Figure dataset records
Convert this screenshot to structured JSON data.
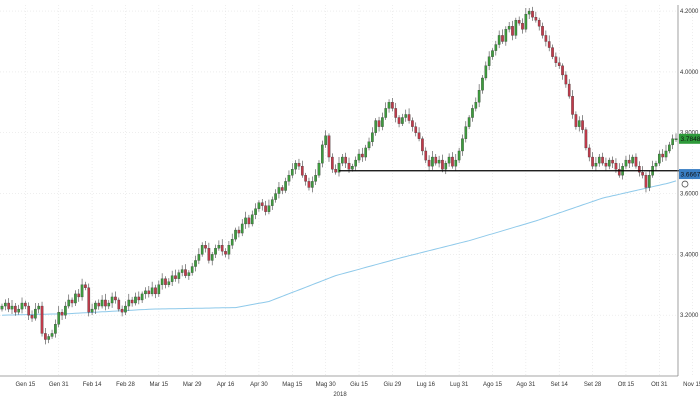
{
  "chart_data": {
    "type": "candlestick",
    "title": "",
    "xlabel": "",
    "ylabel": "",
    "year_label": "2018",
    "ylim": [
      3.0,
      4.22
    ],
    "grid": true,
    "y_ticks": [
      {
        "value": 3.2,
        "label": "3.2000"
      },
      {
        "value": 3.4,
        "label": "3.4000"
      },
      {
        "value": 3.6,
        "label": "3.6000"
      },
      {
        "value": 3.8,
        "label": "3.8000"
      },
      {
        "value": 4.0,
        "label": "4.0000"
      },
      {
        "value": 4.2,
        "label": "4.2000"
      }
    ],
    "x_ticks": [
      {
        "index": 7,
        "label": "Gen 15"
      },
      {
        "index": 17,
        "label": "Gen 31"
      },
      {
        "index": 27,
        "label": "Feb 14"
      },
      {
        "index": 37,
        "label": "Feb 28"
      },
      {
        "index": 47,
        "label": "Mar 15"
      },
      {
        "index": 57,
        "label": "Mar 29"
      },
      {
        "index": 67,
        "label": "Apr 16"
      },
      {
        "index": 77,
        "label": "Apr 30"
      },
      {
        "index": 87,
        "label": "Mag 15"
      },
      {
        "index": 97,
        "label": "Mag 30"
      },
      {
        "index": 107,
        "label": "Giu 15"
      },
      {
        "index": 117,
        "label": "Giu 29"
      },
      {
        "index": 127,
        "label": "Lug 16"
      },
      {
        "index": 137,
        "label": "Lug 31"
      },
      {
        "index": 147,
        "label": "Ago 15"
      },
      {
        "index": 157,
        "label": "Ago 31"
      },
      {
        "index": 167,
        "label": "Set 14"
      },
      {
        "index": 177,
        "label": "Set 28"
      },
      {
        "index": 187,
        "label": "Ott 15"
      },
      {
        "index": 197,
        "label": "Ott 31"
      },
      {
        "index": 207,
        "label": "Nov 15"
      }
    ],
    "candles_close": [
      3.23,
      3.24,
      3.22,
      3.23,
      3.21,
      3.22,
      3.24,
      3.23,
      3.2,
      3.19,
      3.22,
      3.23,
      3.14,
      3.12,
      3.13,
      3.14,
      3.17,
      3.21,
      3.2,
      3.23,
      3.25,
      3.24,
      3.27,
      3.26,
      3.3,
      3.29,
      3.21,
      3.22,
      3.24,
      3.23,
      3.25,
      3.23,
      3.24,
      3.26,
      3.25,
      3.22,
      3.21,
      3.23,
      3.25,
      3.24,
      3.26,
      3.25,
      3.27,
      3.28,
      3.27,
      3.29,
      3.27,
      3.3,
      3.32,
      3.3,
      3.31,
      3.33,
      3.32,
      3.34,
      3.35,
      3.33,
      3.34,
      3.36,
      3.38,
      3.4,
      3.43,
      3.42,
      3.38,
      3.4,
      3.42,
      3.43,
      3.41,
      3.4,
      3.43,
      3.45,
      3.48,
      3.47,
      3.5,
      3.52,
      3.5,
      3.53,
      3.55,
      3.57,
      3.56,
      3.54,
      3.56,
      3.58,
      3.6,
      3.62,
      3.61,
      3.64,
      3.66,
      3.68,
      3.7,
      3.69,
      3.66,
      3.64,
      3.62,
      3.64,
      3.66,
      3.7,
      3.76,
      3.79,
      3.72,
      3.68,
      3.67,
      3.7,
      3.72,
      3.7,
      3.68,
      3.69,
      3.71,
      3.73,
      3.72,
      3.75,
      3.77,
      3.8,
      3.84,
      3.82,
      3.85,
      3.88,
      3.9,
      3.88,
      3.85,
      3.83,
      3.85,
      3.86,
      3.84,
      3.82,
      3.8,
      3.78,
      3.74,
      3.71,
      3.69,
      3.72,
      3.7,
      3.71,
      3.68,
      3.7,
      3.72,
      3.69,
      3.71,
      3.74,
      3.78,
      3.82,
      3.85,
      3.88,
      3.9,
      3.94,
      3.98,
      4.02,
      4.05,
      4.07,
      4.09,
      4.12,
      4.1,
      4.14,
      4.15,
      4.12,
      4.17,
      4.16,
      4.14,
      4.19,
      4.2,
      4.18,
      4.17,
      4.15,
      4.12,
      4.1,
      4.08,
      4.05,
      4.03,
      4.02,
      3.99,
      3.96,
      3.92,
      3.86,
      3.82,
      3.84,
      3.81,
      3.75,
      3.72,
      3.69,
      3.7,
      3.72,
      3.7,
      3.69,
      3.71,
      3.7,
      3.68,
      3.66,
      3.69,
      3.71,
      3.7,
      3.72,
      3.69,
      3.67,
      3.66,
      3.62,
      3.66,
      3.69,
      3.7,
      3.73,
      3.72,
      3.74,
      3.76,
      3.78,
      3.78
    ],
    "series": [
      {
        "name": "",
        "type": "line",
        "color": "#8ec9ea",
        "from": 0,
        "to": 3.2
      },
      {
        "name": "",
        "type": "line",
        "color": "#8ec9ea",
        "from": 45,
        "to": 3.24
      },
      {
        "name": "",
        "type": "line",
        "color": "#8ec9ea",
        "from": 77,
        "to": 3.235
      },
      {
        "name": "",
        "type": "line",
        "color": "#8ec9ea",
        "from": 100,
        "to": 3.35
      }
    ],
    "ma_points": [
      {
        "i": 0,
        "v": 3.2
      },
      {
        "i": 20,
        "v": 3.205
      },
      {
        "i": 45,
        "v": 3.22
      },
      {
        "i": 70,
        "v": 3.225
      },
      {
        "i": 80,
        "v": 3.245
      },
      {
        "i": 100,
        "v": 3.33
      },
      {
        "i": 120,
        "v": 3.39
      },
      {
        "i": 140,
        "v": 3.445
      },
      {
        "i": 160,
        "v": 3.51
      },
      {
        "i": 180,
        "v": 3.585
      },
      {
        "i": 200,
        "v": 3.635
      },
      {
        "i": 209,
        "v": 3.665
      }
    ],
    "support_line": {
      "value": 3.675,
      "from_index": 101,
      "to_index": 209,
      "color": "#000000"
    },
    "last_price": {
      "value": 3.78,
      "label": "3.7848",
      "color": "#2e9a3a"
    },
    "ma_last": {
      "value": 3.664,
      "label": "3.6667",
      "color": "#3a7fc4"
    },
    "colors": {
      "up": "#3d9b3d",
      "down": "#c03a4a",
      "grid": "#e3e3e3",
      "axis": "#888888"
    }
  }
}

#### [Aim of the task]
Make an exact copy of the data above, pictures excluded.

#### [Output of the task]
Convert this screenshot to structured JSON data.
{
  "chart_data": {
    "type": "candlestick",
    "title": "",
    "xlabel": "",
    "ylabel": "",
    "year_label": "2018",
    "ylim": [
      3.0,
      4.22
    ],
    "grid": true,
    "y_ticks": [
      {
        "value": 3.2,
        "label": "3.2000"
      },
      {
        "value": 3.4,
        "label": "3.4000"
      },
      {
        "value": 3.6,
        "label": "3.6000"
      },
      {
        "value": 3.8,
        "label": "3.8000"
      },
      {
        "value": 4.0,
        "label": "4.0000"
      },
      {
        "value": 4.2,
        "label": "4.2000"
      }
    ],
    "x_ticks": [
      {
        "index": 7,
        "label": "Gen 15"
      },
      {
        "index": 17,
        "label": "Gen 31"
      },
      {
        "index": 27,
        "label": "Feb 14"
      },
      {
        "index": 37,
        "label": "Feb 28"
      },
      {
        "index": 47,
        "label": "Mar 15"
      },
      {
        "index": 57,
        "label": "Mar 29"
      },
      {
        "index": 67,
        "label": "Apr 16"
      },
      {
        "index": 77,
        "label": "Apr 30"
      },
      {
        "index": 87,
        "label": "Mag 15"
      },
      {
        "index": 97,
        "label": "Mag 30"
      },
      {
        "index": 107,
        "label": "Giu 15"
      },
      {
        "index": 117,
        "label": "Giu 29"
      },
      {
        "index": 127,
        "label": "Lug 16"
      },
      {
        "index": 137,
        "label": "Lug 31"
      },
      {
        "index": 147,
        "label": "Ago 15"
      },
      {
        "index": 157,
        "label": "Ago 31"
      },
      {
        "index": 167,
        "label": "Set 14"
      },
      {
        "index": 177,
        "label": "Set 28"
      },
      {
        "index": 187,
        "label": "Ott 15"
      },
      {
        "index": 197,
        "label": "Ott 31"
      },
      {
        "index": 207,
        "label": "Nov 15"
      }
    ],
    "candles_close": [
      3.23,
      3.24,
      3.22,
      3.23,
      3.21,
      3.22,
      3.24,
      3.23,
      3.2,
      3.19,
      3.22,
      3.23,
      3.14,
      3.12,
      3.13,
      3.14,
      3.17,
      3.21,
      3.2,
      3.23,
      3.25,
      3.24,
      3.27,
      3.26,
      3.3,
      3.29,
      3.21,
      3.22,
      3.24,
      3.23,
      3.25,
      3.23,
      3.24,
      3.26,
      3.25,
      3.22,
      3.21,
      3.23,
      3.25,
      3.24,
      3.26,
      3.25,
      3.27,
      3.28,
      3.27,
      3.29,
      3.27,
      3.3,
      3.32,
      3.3,
      3.31,
      3.33,
      3.32,
      3.34,
      3.35,
      3.33,
      3.34,
      3.36,
      3.38,
      3.4,
      3.43,
      3.42,
      3.38,
      3.4,
      3.42,
      3.43,
      3.41,
      3.4,
      3.43,
      3.45,
      3.48,
      3.47,
      3.5,
      3.52,
      3.5,
      3.53,
      3.55,
      3.57,
      3.56,
      3.54,
      3.56,
      3.58,
      3.6,
      3.62,
      3.61,
      3.64,
      3.66,
      3.68,
      3.7,
      3.69,
      3.66,
      3.64,
      3.62,
      3.64,
      3.66,
      3.7,
      3.76,
      3.79,
      3.72,
      3.68,
      3.67,
      3.7,
      3.72,
      3.7,
      3.68,
      3.69,
      3.71,
      3.73,
      3.72,
      3.75,
      3.77,
      3.8,
      3.84,
      3.82,
      3.85,
      3.88,
      3.9,
      3.88,
      3.85,
      3.83,
      3.85,
      3.86,
      3.84,
      3.82,
      3.8,
      3.78,
      3.74,
      3.71,
      3.69,
      3.72,
      3.7,
      3.71,
      3.68,
      3.7,
      3.72,
      3.69,
      3.71,
      3.74,
      3.78,
      3.82,
      3.85,
      3.88,
      3.9,
      3.94,
      3.98,
      4.02,
      4.05,
      4.07,
      4.09,
      4.12,
      4.1,
      4.14,
      4.15,
      4.12,
      4.17,
      4.16,
      4.14,
      4.19,
      4.2,
      4.18,
      4.17,
      4.15,
      4.12,
      4.1,
      4.08,
      4.05,
      4.03,
      4.02,
      3.99,
      3.96,
      3.92,
      3.86,
      3.82,
      3.84,
      3.81,
      3.75,
      3.72,
      3.69,
      3.7,
      3.72,
      3.7,
      3.69,
      3.71,
      3.7,
      3.68,
      3.66,
      3.69,
      3.71,
      3.7,
      3.72,
      3.69,
      3.67,
      3.66,
      3.62,
      3.66,
      3.69,
      3.7,
      3.73,
      3.72,
      3.74,
      3.76,
      3.78,
      3.78
    ],
    "series": [
      {
        "name": "",
        "type": "line",
        "color": "#8ec9ea",
        "from": 0,
        "to": 3.2
      },
      {
        "name": "",
        "type": "line",
        "color": "#8ec9ea",
        "from": 45,
        "to": 3.24
      },
      {
        "name": "",
        "type": "line",
        "color": "#8ec9ea",
        "from": 77,
        "to": 3.235
      },
      {
        "name": "",
        "type": "line",
        "color": "#8ec9ea",
        "from": 100,
        "to": 3.35
      }
    ],
    "ma_points": [
      {
        "i": 0,
        "v": 3.2
      },
      {
        "i": 20,
        "v": 3.205
      },
      {
        "i": 45,
        "v": 3.22
      },
      {
        "i": 70,
        "v": 3.225
      },
      {
        "i": 80,
        "v": 3.245
      },
      {
        "i": 100,
        "v": 3.33
      },
      {
        "i": 120,
        "v": 3.39
      },
      {
        "i": 140,
        "v": 3.445
      },
      {
        "i": 160,
        "v": 3.51
      },
      {
        "i": 180,
        "v": 3.585
      },
      {
        "i": 200,
        "v": 3.635
      },
      {
        "i": 209,
        "v": 3.665
      }
    ],
    "support_line": {
      "value": 3.675,
      "from_index": 101,
      "to_index": 209,
      "color": "#000000"
    },
    "last_price": {
      "value": 3.78,
      "label": "3.7848",
      "color": "#2e9a3a"
    },
    "ma_last": {
      "value": 3.664,
      "label": "3.6667",
      "color": "#3a7fc4"
    },
    "colors": {
      "up": "#3d9b3d",
      "down": "#c03a4a",
      "grid": "#e3e3e3",
      "axis": "#888888"
    }
  }
}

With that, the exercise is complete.